** Set task **
In the entries below, repeat every line from the one containing "colorbar-tick-label: 10-16 xyxy=(676,514,708,532)" to the one containing "plot-frame xyxy=(83,47,642,598)", including both of those lines, without changing anything.

** Record excerpts **
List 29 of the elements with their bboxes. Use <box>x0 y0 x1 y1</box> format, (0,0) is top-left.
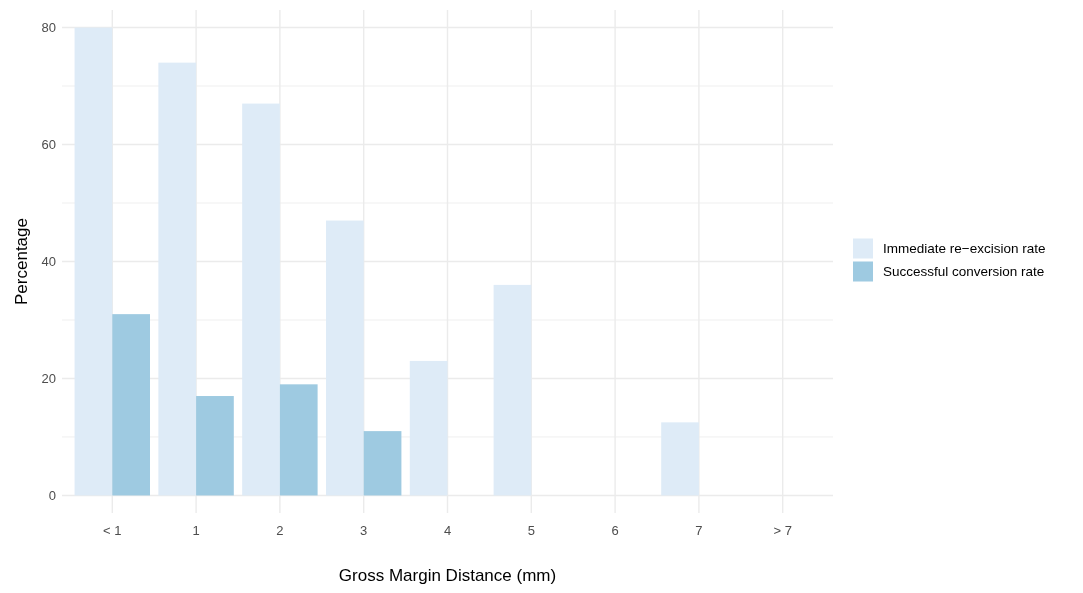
x-tick-label: > 7 <box>773 523 792 538</box>
bar <box>242 103 280 496</box>
bar <box>196 396 234 496</box>
bar <box>661 422 699 496</box>
bar <box>112 314 150 496</box>
bar <box>493 284 532 496</box>
bar <box>363 431 402 496</box>
x-tick-label: 5 <box>527 523 535 538</box>
bar <box>74 27 113 496</box>
legend-label: Immediate re−excision rate <box>883 241 1046 257</box>
x-axis-title: Gross Margin Distance (mm) <box>338 566 557 585</box>
x-tick-label: 3 <box>360 523 368 538</box>
y-tick-label: 20 <box>41 371 56 387</box>
y-axis-title: Percentage <box>12 218 31 305</box>
bar <box>409 360 448 496</box>
y-tick-label: 40 <box>41 254 56 270</box>
x-tick-label: < 1 <box>103 523 122 538</box>
x-tick-label: 2 <box>276 523 284 538</box>
bar <box>325 220 364 496</box>
x-tick-label: 4 <box>443 523 452 538</box>
y-tick-label: 60 <box>41 137 56 153</box>
x-tick-label: 7 <box>695 523 703 538</box>
bar <box>279 384 318 496</box>
x-tick-label: 1 <box>192 523 200 538</box>
y-tick-label: 0 <box>48 488 56 503</box>
x-tick-label: 6 <box>611 523 619 538</box>
bar <box>158 62 197 496</box>
legend-label: Successful conversion rate <box>883 264 1045 280</box>
y-tick-label: 80 <box>41 20 56 36</box>
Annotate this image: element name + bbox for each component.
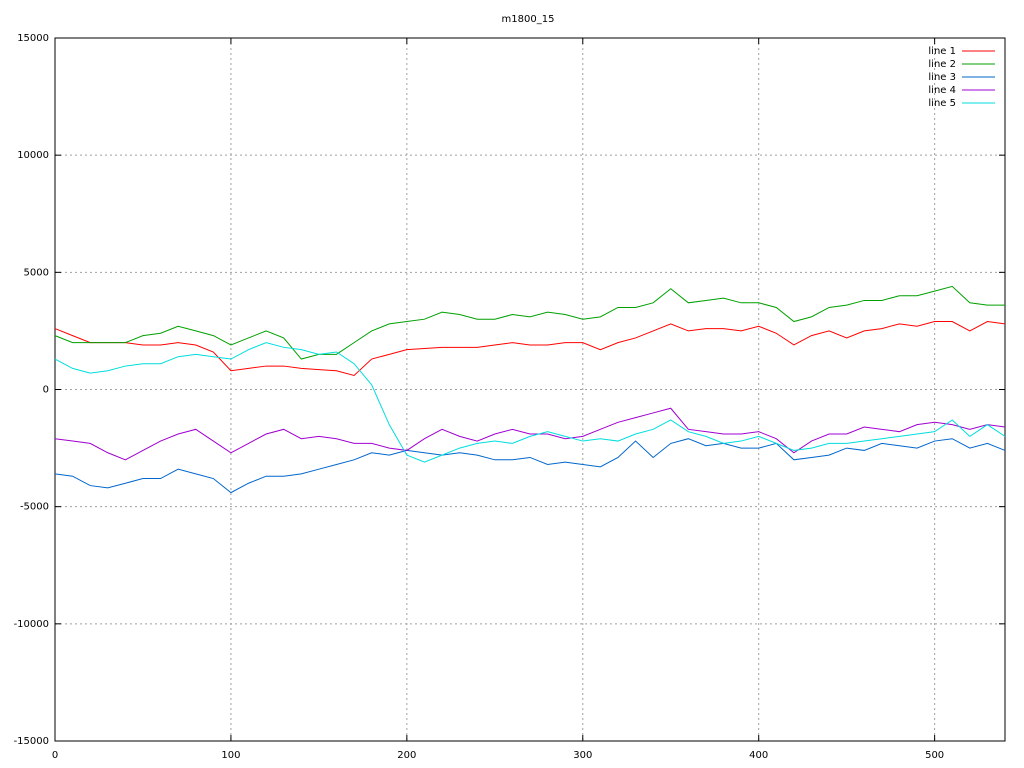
data-line <box>54 438 1006 494</box>
y-tick-label: -10000 <box>14 619 49 630</box>
x-tick-label: 0 <box>52 750 58 761</box>
data-line <box>54 285 1005 360</box>
data-line <box>54 321 1006 376</box>
x-tick-label: 200 <box>397 750 416 761</box>
y-tick-label: 0 <box>43 385 49 396</box>
y-tick-label: 10000 <box>17 150 49 161</box>
data-line <box>54 407 1006 461</box>
x-tick-label: 300 <box>573 750 592 761</box>
legend-label: line 5 <box>928 98 956 109</box>
legend-label: line 3 <box>928 72 956 83</box>
legend-label: line 4 <box>928 85 956 96</box>
y-tick-label: 5000 <box>24 267 49 278</box>
x-tick-label: 100 <box>221 750 240 761</box>
legend-label: line 1 <box>928 46 956 57</box>
x-tick-label: 500 <box>925 750 944 761</box>
data-line <box>54 342 1006 463</box>
y-tick-label: -15000 <box>14 736 49 747</box>
legend-label: line 2 <box>928 59 956 70</box>
y-tick-label: -5000 <box>20 502 49 513</box>
chart-title: m1800_15 <box>502 14 555 25</box>
plot-frame <box>54 37 1006 742</box>
x-tick-label: 400 <box>749 750 768 761</box>
y-tick-label: 15000 <box>17 33 49 44</box>
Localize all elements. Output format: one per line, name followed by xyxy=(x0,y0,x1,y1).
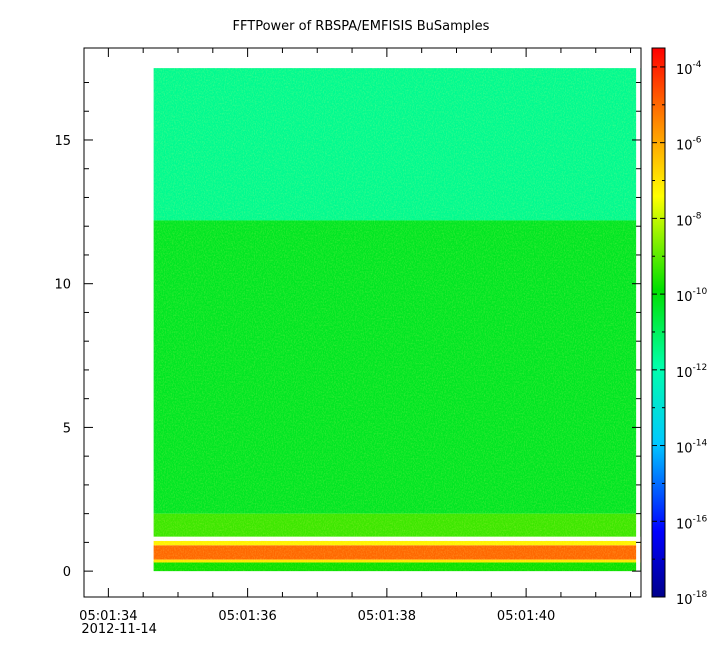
colorbar-tick-label: 10-16 xyxy=(676,514,708,532)
plot-area xyxy=(153,67,641,573)
colorbar-tick-label: 10-6 xyxy=(676,136,702,154)
data-gap xyxy=(636,67,641,573)
y-tick-label: 5 xyxy=(63,421,71,436)
colorbar-tick-label: 10-8 xyxy=(676,211,702,229)
x-tick-date: 2012-11-14 xyxy=(81,622,157,637)
y-tick-label: 10 xyxy=(54,278,71,293)
x-tick-label: 05:01:34 xyxy=(79,609,137,624)
colorbar xyxy=(651,47,666,598)
y-tick-label: 0 xyxy=(63,565,71,580)
colorbar-tick-label: 10-4 xyxy=(676,60,702,78)
x-tick-label: 05:01:40 xyxy=(497,609,555,624)
colorbar-tick-label: 10-12 xyxy=(676,363,707,381)
y-axis: 0 5 10 15 xyxy=(54,81,641,580)
y-tick-label: 15 xyxy=(54,134,71,149)
chart-title: FFTPower of RBSPA/EMFISIS BuSamples xyxy=(233,19,490,34)
colorbar-tick-label: 10-18 xyxy=(676,590,708,608)
colorbar-ticks: 10-4 10-6 10-8 10-10 10-12 10-14 10-16 10-18 xyxy=(652,60,708,608)
spectrogram-noise xyxy=(153,68,641,572)
colorbar-tick-label: 10-14 xyxy=(676,439,708,457)
plot-frame xyxy=(83,47,642,598)
x-tick-label: 05:01:36 xyxy=(218,609,276,624)
colorbar-tick-label: 10-10 xyxy=(676,287,708,305)
x-tick-label: 05:01:38 xyxy=(358,609,416,624)
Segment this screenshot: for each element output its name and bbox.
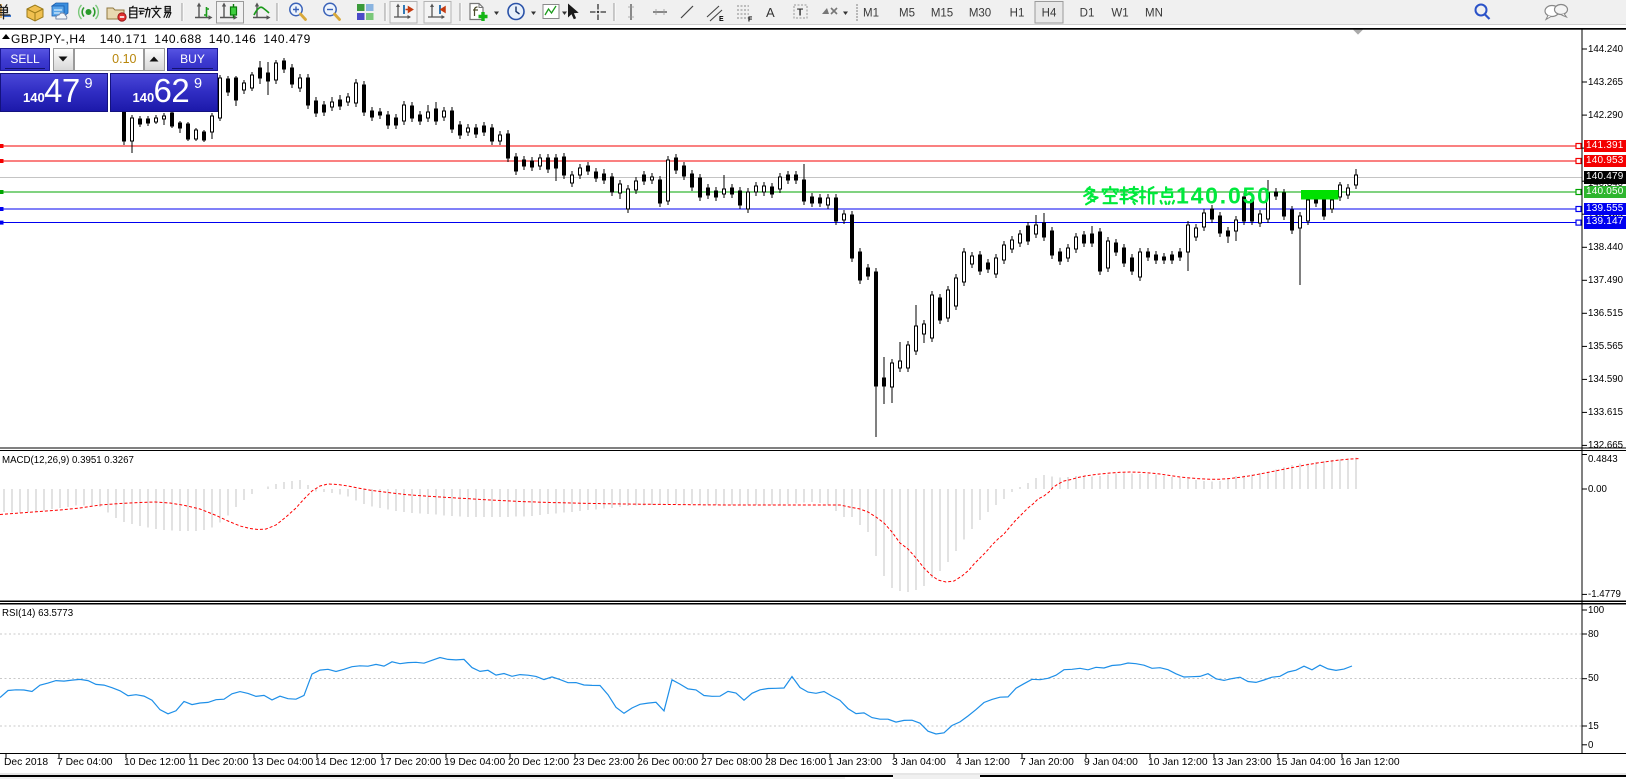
svg-text:M15: M15 bbox=[931, 8, 953, 20]
svg-text:H4: H4 bbox=[1042, 8, 1057, 20]
svg-text:MN: MN bbox=[1145, 8, 1163, 20]
svg-text:A: A bbox=[766, 5, 775, 20]
svg-text:T: T bbox=[797, 8, 803, 19]
svg-text:H1: H1 bbox=[1010, 8, 1025, 20]
svg-text:D1: D1 bbox=[1080, 8, 1095, 20]
svg-text:140.050: 140.050 bbox=[1176, 183, 1272, 209]
svg-text:M30: M30 bbox=[969, 8, 991, 20]
svg-text:M1: M1 bbox=[863, 8, 879, 20]
svg-text:E: E bbox=[719, 16, 724, 23]
svg-text:W1: W1 bbox=[1111, 8, 1128, 20]
svg-text:M5: M5 bbox=[899, 8, 915, 20]
svg-text:F: F bbox=[748, 17, 753, 24]
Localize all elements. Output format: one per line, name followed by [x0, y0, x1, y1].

** Solution below **
colorbar-tick-label: 10-16 xyxy=(676,514,708,532)
plot-area xyxy=(153,67,641,573)
colorbar-tick-label: 10-6 xyxy=(676,136,702,154)
data-gap xyxy=(636,67,641,573)
y-tick-label: 5 xyxy=(63,421,71,436)
colorbar-tick-label: 10-8 xyxy=(676,211,702,229)
x-tick-date: 2012-11-14 xyxy=(81,622,157,637)
y-tick-label: 10 xyxy=(54,278,71,293)
x-tick-label: 05:01:34 xyxy=(79,609,137,624)
colorbar xyxy=(651,47,666,598)
y-tick-label: 0 xyxy=(63,565,71,580)
colorbar-tick-label: 10-4 xyxy=(676,60,702,78)
x-tick-label: 05:01:40 xyxy=(497,609,555,624)
colorbar-tick-label: 10-12 xyxy=(676,363,707,381)
y-axis: 0 5 10 15 xyxy=(54,81,641,580)
y-tick-label: 15 xyxy=(54,134,71,149)
chart-title: FFTPower of RBSPA/EMFISIS BuSamples xyxy=(233,19,490,34)
colorbar-tick-label: 10-18 xyxy=(676,590,708,608)
colorbar-ticks: 10-4 10-6 10-8 10-10 10-12 10-14 10-16 10-18 xyxy=(652,60,708,608)
spectrogram-noise xyxy=(153,68,641,572)
colorbar-tick-label: 10-14 xyxy=(676,439,708,457)
plot-frame xyxy=(83,47,642,598)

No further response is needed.